◆ **THE RECORDS**:
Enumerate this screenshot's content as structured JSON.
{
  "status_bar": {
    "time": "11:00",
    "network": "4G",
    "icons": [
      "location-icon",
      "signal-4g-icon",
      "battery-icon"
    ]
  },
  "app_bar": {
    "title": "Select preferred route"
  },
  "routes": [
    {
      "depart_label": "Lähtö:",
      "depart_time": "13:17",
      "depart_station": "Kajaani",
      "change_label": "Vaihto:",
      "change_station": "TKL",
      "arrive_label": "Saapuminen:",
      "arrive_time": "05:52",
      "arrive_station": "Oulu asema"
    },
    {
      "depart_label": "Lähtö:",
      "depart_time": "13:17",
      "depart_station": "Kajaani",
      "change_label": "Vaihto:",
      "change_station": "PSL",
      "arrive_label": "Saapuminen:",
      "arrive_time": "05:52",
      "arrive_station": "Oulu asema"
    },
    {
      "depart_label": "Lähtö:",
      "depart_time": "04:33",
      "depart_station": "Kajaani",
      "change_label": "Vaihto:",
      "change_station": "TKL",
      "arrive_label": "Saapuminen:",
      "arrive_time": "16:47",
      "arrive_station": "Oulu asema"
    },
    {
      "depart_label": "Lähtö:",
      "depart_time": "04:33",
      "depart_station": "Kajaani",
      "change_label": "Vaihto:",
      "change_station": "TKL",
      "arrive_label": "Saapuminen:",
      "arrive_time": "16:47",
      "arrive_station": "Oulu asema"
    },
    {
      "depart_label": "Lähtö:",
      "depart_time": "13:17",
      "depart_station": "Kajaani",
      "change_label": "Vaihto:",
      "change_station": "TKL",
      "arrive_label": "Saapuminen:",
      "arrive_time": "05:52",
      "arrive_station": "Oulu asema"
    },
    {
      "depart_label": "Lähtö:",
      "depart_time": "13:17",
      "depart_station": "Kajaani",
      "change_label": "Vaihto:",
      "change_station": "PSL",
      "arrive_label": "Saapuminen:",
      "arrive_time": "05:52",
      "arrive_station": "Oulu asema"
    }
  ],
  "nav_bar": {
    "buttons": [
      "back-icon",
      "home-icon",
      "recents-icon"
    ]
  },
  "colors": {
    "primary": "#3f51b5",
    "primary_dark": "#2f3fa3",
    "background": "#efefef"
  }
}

◆ **THE EXERCISE**:
Generate an exact reproduction of all entries.

◆ **SOLUTION**:
Enumerate this screenshot's content as structured JSON.
{
  "status_bar": {
    "time": "11:00",
    "network": "4G",
    "icons": [
      "location-icon",
      "signal-4g-icon",
      "battery-icon"
    ]
  },
  "app_bar": {
    "title": "Select preferred route"
  },
  "routes": [
    {
      "depart_label": "Lähtö:",
      "depart_time": "13:17",
      "depart_station": "Kajaani",
      "change_label": "Vaihto:",
      "change_station": "TKL",
      "arrive_label": "Saapuminen:",
      "arrive_time": "05:52",
      "arrive_station": "Oulu asema"
    },
    {
      "depart_label": "Lähtö:",
      "depart_time": "13:17",
      "depart_station": "Kajaani",
      "change_label": "Vaihto:",
      "change_station": "PSL",
      "arrive_label": "Saapuminen:",
      "arrive_time": "05:52",
      "arrive_station": "Oulu asema"
    },
    {
      "depart_label": "Lähtö:",
      "depart_time": "04:33",
      "depart_station": "Kajaani",
      "change_label": "Vaihto:",
      "change_station": "TKL",
      "arrive_label": "Saapuminen:",
      "arrive_time": "16:47",
      "arrive_station": "Oulu asema"
    },
    {
      "depart_label": "Lähtö:",
      "depart_time": "04:33",
      "depart_station": "Kajaani",
      "change_label": "Vaihto:",
      "change_station": "TKL",
      "arrive_label": "Saapuminen:",
      "arrive_time": "16:47",
      "arrive_station": "Oulu asema"
    },
    {
      "depart_label": "Lähtö:",
      "depart_time": "13:17",
      "depart_station": "Kajaani",
      "change_label": "Vaihto:",
      "change_station": "TKL",
      "arrive_label": "Saapuminen:",
      "arrive_time": "05:52",
      "arrive_station": "Oulu asema"
    },
    {
      "depart_label": "Lähtö:",
      "depart_time": "13:17",
      "depart_station": "Kajaani",
      "change_label": "Vaihto:",
      "change_station": "PSL",
      "arrive_label": "Saapuminen:",
      "arrive_time": "05:52",
      "arrive_station": "Oulu asema"
    }
  ],
  "nav_bar": {
    "buttons": [
      "back-icon",
      "home-icon",
      "recents-icon"
    ]
  },
  "colors": {
    "primary": "#3f51b5",
    "primary_dark": "#2f3fa3",
    "background": "#efefef"
  }
}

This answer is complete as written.